Coordinate annotation entries:
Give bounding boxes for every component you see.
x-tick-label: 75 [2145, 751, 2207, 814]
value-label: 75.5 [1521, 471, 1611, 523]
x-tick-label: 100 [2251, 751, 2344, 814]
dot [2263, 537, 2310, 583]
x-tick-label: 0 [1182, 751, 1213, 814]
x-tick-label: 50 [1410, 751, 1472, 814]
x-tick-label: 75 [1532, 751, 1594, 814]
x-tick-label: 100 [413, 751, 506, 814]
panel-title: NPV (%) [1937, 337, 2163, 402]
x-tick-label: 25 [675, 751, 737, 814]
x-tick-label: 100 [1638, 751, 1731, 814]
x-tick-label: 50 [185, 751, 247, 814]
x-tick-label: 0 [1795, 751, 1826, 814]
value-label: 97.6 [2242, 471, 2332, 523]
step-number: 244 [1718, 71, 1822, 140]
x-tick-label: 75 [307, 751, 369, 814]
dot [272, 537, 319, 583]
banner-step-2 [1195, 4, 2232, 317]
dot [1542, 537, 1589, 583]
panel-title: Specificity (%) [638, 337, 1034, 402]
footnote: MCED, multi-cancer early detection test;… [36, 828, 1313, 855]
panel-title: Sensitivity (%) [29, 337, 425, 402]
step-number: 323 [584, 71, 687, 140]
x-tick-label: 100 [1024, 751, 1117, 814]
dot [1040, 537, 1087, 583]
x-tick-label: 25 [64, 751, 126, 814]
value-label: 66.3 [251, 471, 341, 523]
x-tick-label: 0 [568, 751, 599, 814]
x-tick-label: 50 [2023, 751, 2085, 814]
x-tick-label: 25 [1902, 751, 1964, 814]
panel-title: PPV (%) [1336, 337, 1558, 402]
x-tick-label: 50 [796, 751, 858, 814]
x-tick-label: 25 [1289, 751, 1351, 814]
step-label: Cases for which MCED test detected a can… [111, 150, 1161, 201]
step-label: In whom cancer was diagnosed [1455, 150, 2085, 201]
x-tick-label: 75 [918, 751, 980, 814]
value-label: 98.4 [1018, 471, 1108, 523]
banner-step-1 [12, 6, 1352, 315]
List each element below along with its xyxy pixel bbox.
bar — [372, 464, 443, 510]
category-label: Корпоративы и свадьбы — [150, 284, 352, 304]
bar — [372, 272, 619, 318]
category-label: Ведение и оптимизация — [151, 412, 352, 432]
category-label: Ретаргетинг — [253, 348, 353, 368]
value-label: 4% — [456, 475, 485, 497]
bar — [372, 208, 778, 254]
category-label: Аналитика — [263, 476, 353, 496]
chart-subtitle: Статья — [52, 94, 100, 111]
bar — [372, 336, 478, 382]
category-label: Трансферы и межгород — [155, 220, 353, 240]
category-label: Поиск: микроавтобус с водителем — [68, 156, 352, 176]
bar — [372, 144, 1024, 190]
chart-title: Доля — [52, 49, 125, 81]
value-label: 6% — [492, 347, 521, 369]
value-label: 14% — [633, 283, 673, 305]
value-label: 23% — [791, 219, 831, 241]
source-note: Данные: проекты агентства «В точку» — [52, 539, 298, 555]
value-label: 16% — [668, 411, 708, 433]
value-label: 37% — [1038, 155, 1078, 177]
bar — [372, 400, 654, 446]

▸ **Short exercise**
Print the entries from the very first line through the line containing "x-tick-label: 100 [413, 751, 506, 814]", including both of those lines, with every character unchanged.

▸ **Finished exercise**
Give bounding boxes for every component you see.
x-tick-label: 75 [2145, 751, 2207, 814]
value-label: 75.5 [1521, 471, 1611, 523]
x-tick-label: 100 [2251, 751, 2344, 814]
dot [2263, 537, 2310, 583]
x-tick-label: 0 [1182, 751, 1213, 814]
x-tick-label: 50 [1410, 751, 1472, 814]
x-tick-label: 75 [1532, 751, 1594, 814]
x-tick-label: 100 [413, 751, 506, 814]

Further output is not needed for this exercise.